[Given task] Count, in the entries below, the lines in which "ANGLE" occurs. Give the number, nothing more.

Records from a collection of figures
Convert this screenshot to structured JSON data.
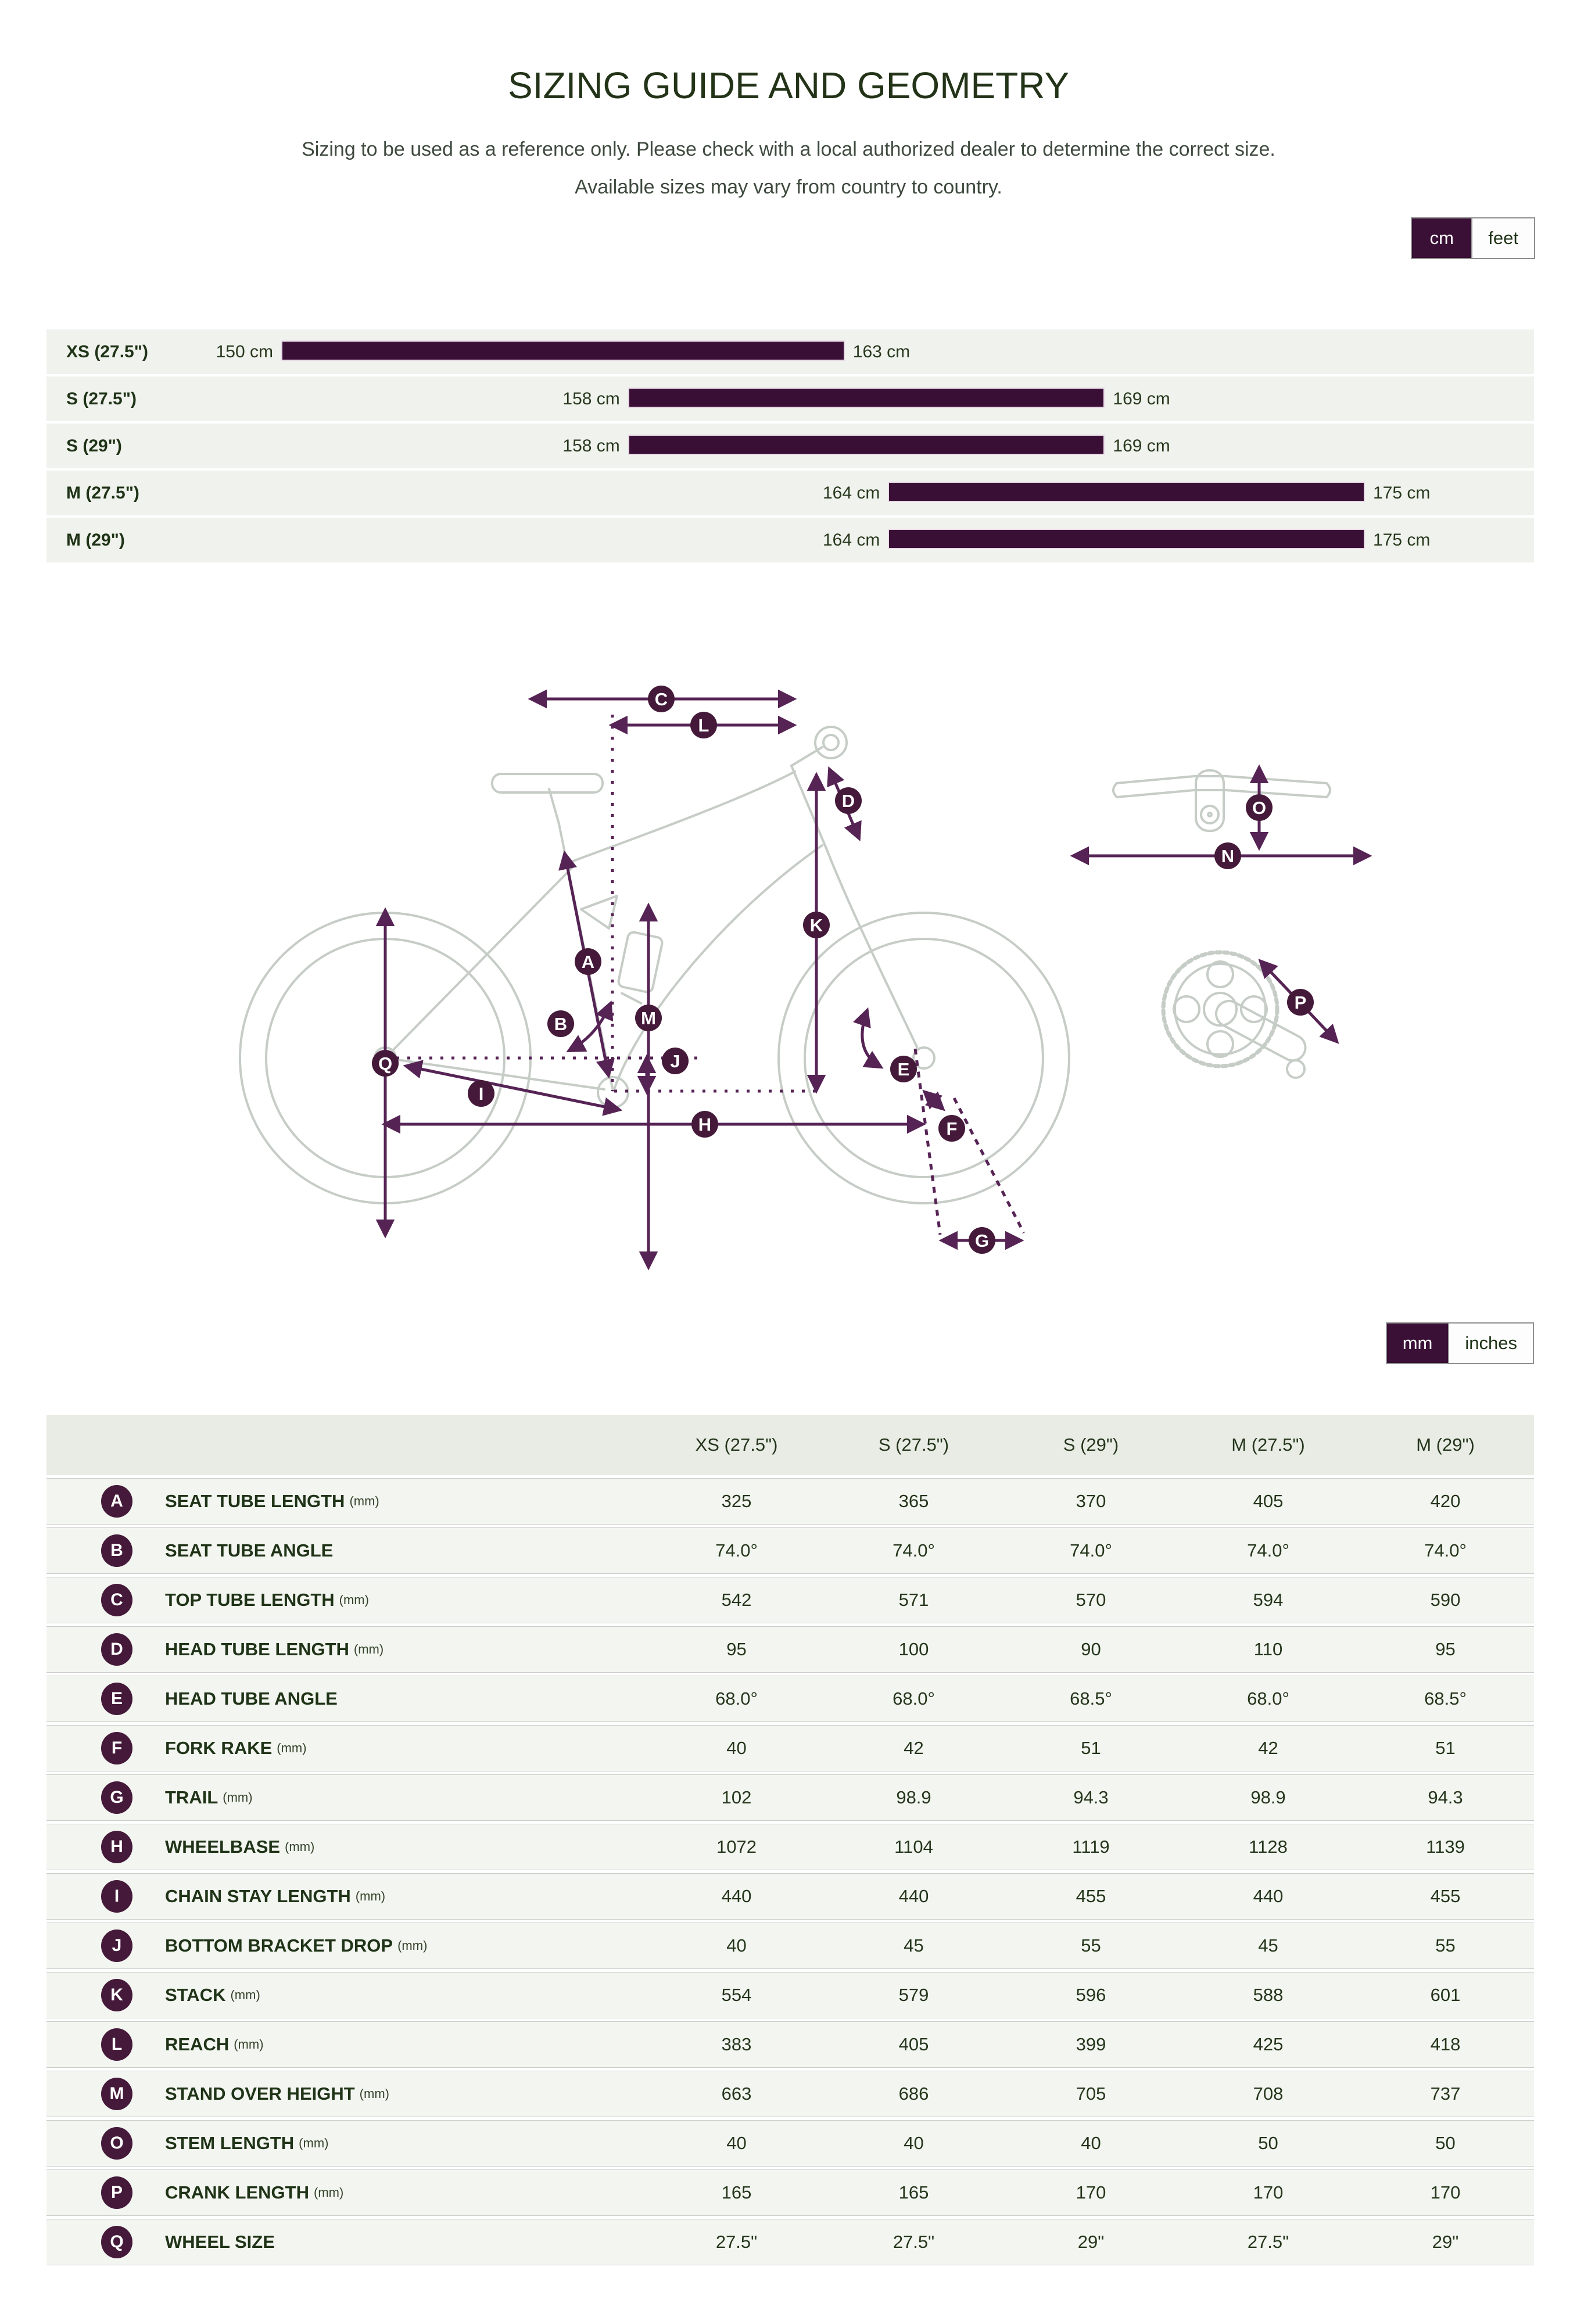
{
  "header": {
    "title": "SIZING GUIDE AND GEOMETRY",
    "subtitle1": "Sizing to be used as a reference only. Please check with a local authorized dealer to determine the correct size.",
    "subtitle2": "Available sizes may vary from country to country."
  },
  "height_toggle": {
    "options": [
      "cm",
      "feet"
    ],
    "selected": "cm"
  },
  "size_chart": {
    "unit": "cm",
    "scale": {
      "min_cm": 150,
      "max_cm": 175
    },
    "rows": [
      {
        "label": "XS (27.5\")",
        "min": 150,
        "max": 163,
        "min_label": "150 cm",
        "max_label": "163 cm"
      },
      {
        "label": "S (27.5\")",
        "min": 158,
        "max": 169,
        "min_label": "158 cm",
        "max_label": "169 cm"
      },
      {
        "label": "S (29\")",
        "min": 158,
        "max": 169,
        "min_label": "158 cm",
        "max_label": "169 cm"
      },
      {
        "label": "M (27.5\")",
        "min": 164,
        "max": 175,
        "min_label": "164 cm",
        "max_label": "175 cm"
      },
      {
        "label": "M (29\")",
        "min": 164,
        "max": 175,
        "min_label": "164 cm",
        "max_label": "175 cm"
      }
    ]
  },
  "diagram": {
    "labels": [
      "A",
      "B",
      "C",
      "D",
      "E",
      "F",
      "G",
      "H",
      "I",
      "J",
      "K",
      "L",
      "M",
      "N",
      "O",
      "P",
      "Q"
    ]
  },
  "unit_toggle": {
    "options": [
      "mm",
      "inches"
    ],
    "selected": "mm"
  },
  "table": {
    "columns": [
      "XS (27.5\")",
      "S (27.5\")",
      "S (29\")",
      "M (27.5\")",
      "M (29\")"
    ],
    "rows": [
      {
        "letter": "A",
        "label": "SEAT TUBE LENGTH",
        "unit": "(mm)",
        "values": [
          "325",
          "365",
          "370",
          "405",
          "420"
        ]
      },
      {
        "letter": "B",
        "label": "SEAT TUBE ANGLE",
        "unit": "",
        "values": [
          "74.0°",
          "74.0°",
          "74.0°",
          "74.0°",
          "74.0°"
        ]
      },
      {
        "letter": "C",
        "label": "TOP TUBE LENGTH",
        "unit": "(mm)",
        "values": [
          "542",
          "571",
          "570",
          "594",
          "590"
        ]
      },
      {
        "letter": "D",
        "label": "HEAD TUBE LENGTH",
        "unit": "(mm)",
        "values": [
          "95",
          "100",
          "90",
          "110",
          "95"
        ]
      },
      {
        "letter": "E",
        "label": "HEAD TUBE ANGLE",
        "unit": "",
        "values": [
          "68.0°",
          "68.0°",
          "68.5°",
          "68.0°",
          "68.5°"
        ]
      },
      {
        "letter": "F",
        "label": "FORK RAKE",
        "unit": "(mm)",
        "values": [
          "40",
          "42",
          "51",
          "42",
          "51"
        ]
      },
      {
        "letter": "G",
        "label": "TRAIL",
        "unit": "(mm)",
        "values": [
          "102",
          "98.9",
          "94.3",
          "98.9",
          "94.3"
        ]
      },
      {
        "letter": "H",
        "label": "WHEELBASE",
        "unit": "(mm)",
        "values": [
          "1072",
          "1104",
          "1119",
          "1128",
          "1139"
        ]
      },
      {
        "letter": "I",
        "label": "CHAIN STAY LENGTH",
        "unit": "(mm)",
        "values": [
          "440",
          "440",
          "455",
          "440",
          "455"
        ]
      },
      {
        "letter": "J",
        "label": "BOTTOM BRACKET DROP",
        "unit": "(mm)",
        "values": [
          "40",
          "45",
          "55",
          "45",
          "55"
        ]
      },
      {
        "letter": "K",
        "label": "STACK",
        "unit": "(mm)",
        "values": [
          "554",
          "579",
          "596",
          "588",
          "601"
        ]
      },
      {
        "letter": "L",
        "label": "REACH",
        "unit": "(mm)",
        "values": [
          "383",
          "405",
          "399",
          "425",
          "418"
        ]
      },
      {
        "letter": "M",
        "label": "STAND OVER HEIGHT",
        "unit": "(mm)",
        "values": [
          "663",
          "686",
          "705",
          "708",
          "737"
        ]
      },
      {
        "letter": "O",
        "label": "STEM LENGTH",
        "unit": "(mm)",
        "values": [
          "40",
          "40",
          "40",
          "50",
          "50"
        ]
      },
      {
        "letter": "P",
        "label": "CRANK LENGTH",
        "unit": "(mm)",
        "values": [
          "165",
          "165",
          "170",
          "170",
          "170"
        ]
      },
      {
        "letter": "Q",
        "label": "WHEEL SIZE",
        "unit": "",
        "values": [
          "27.5\"",
          "27.5\"",
          "29\"",
          "27.5\"",
          "29\""
        ]
      }
    ]
  },
  "colors": {
    "accent_purple": "#3a1036",
    "badge_purple": "#441939",
    "arrow_purple": "#562355",
    "text_green": "#1f3317"
  }
}
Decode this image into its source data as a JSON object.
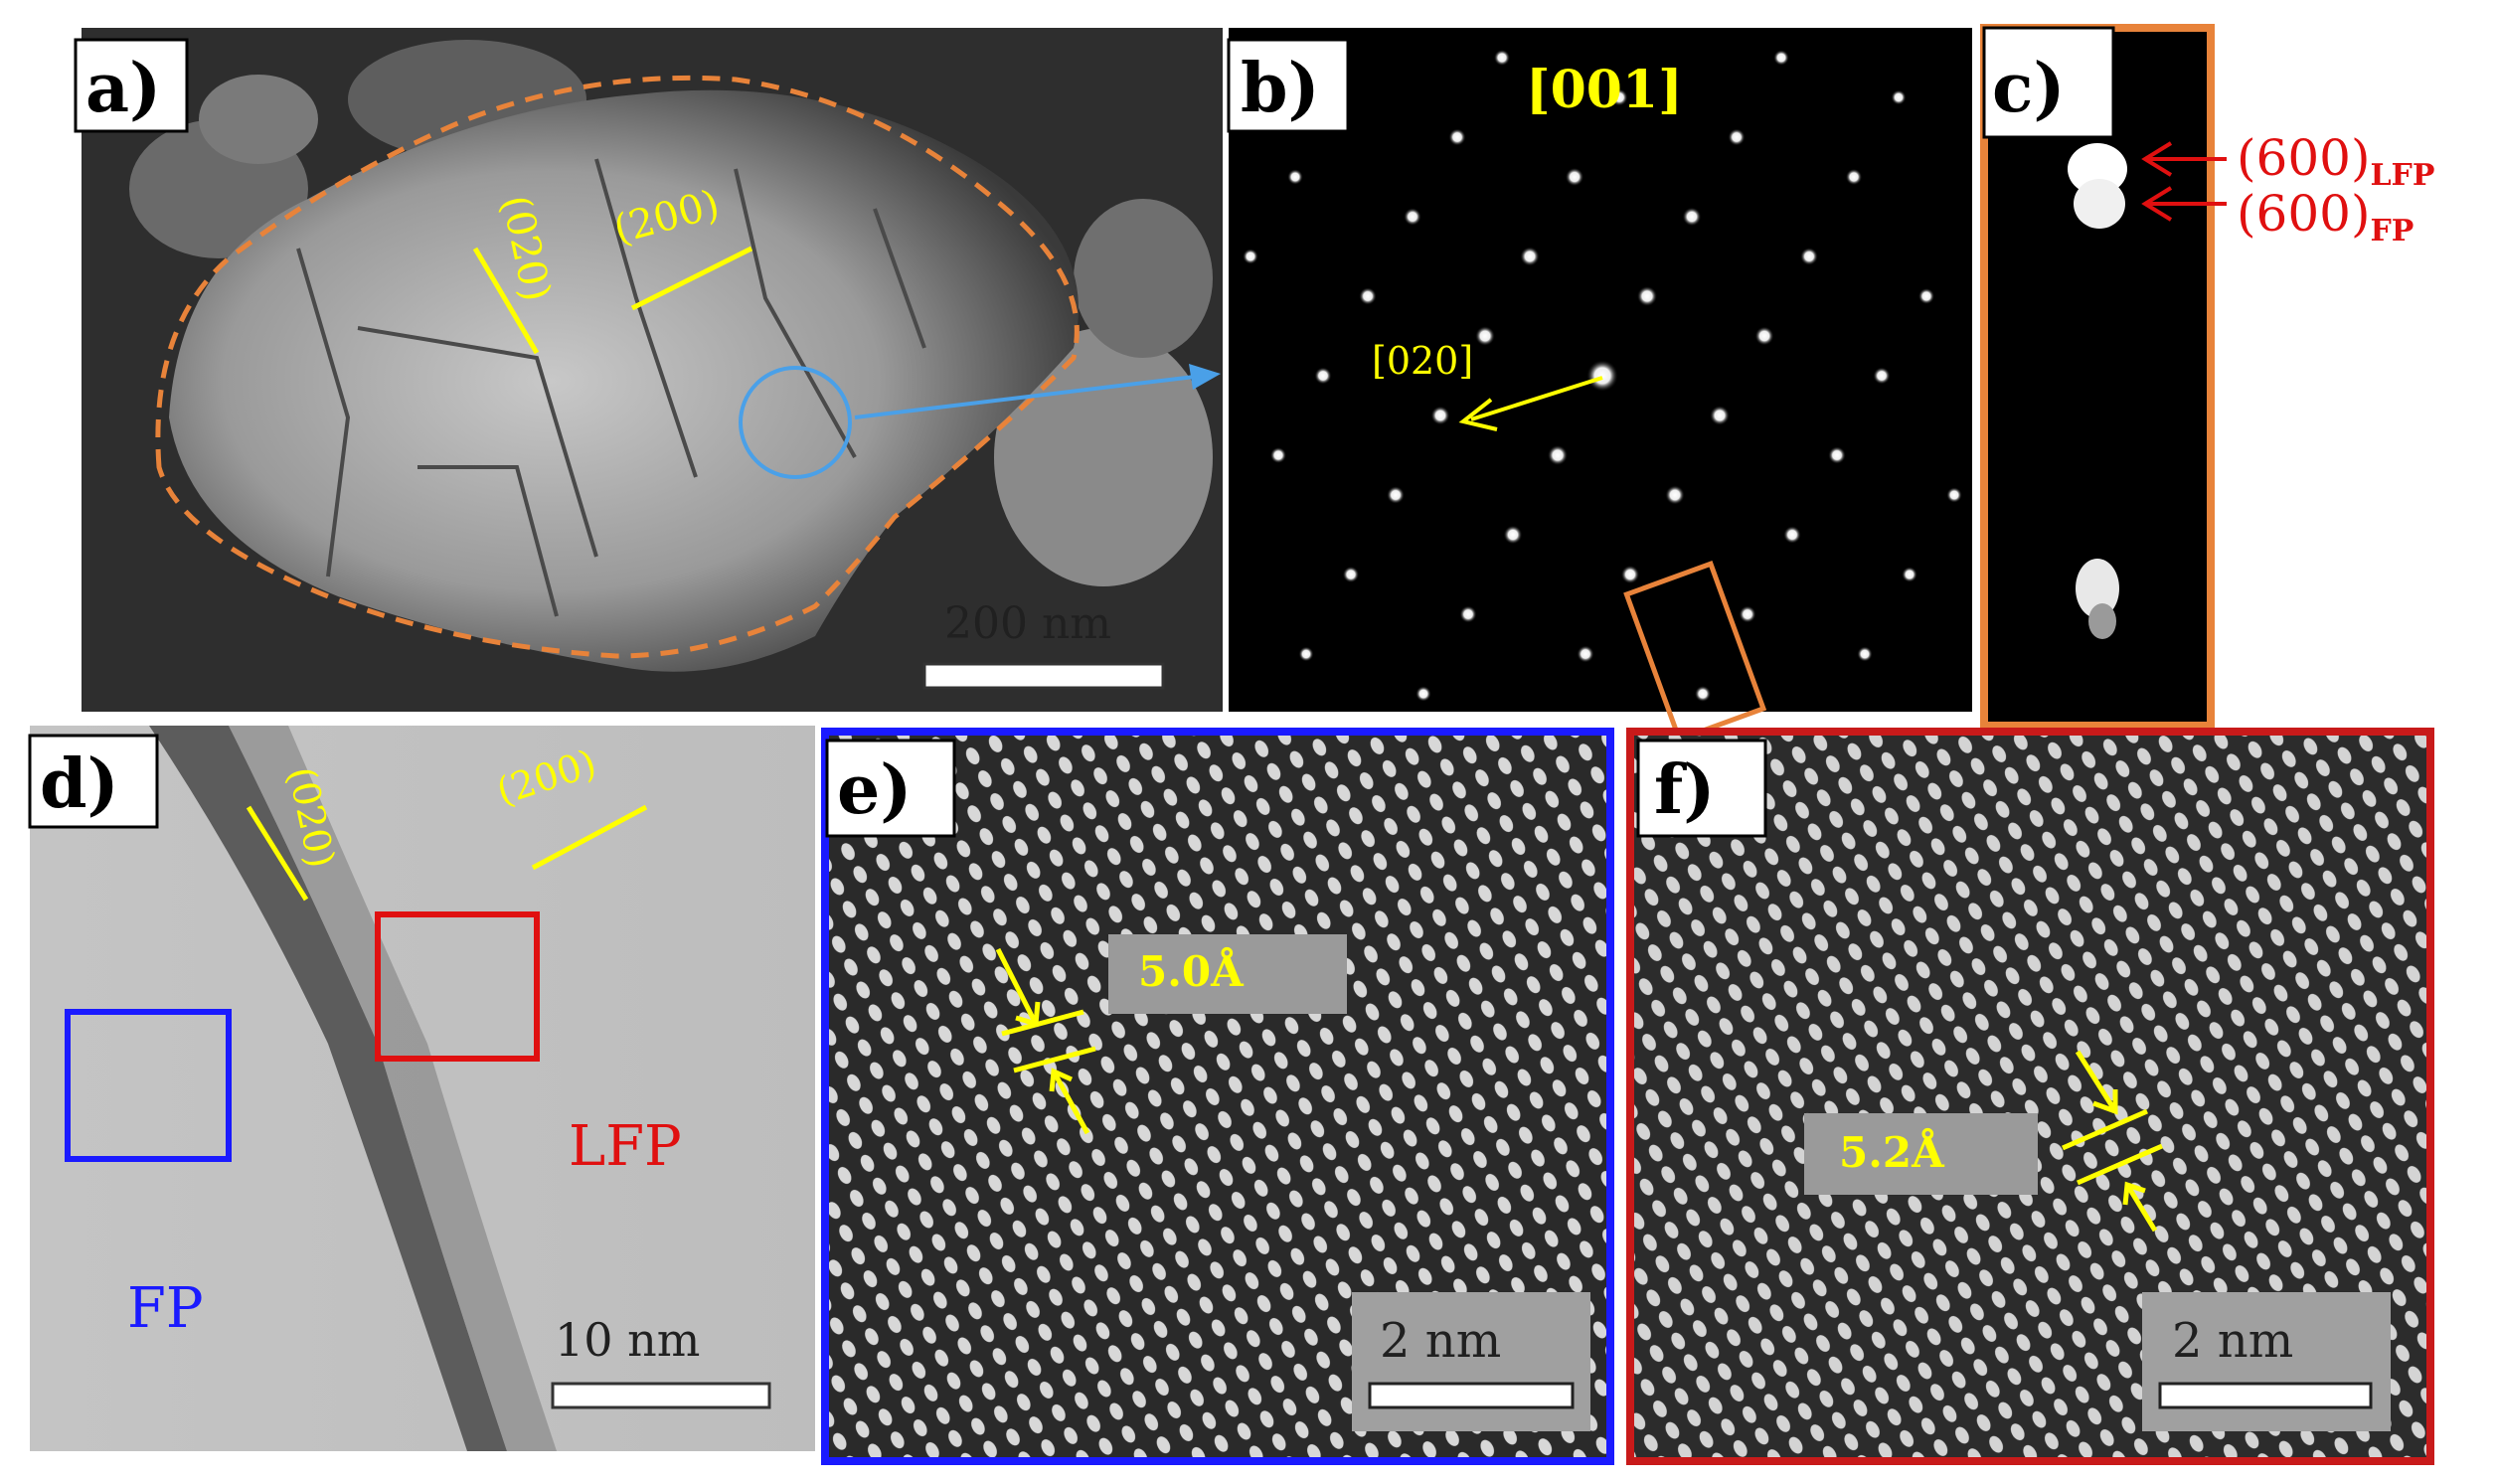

[Exercise response] 2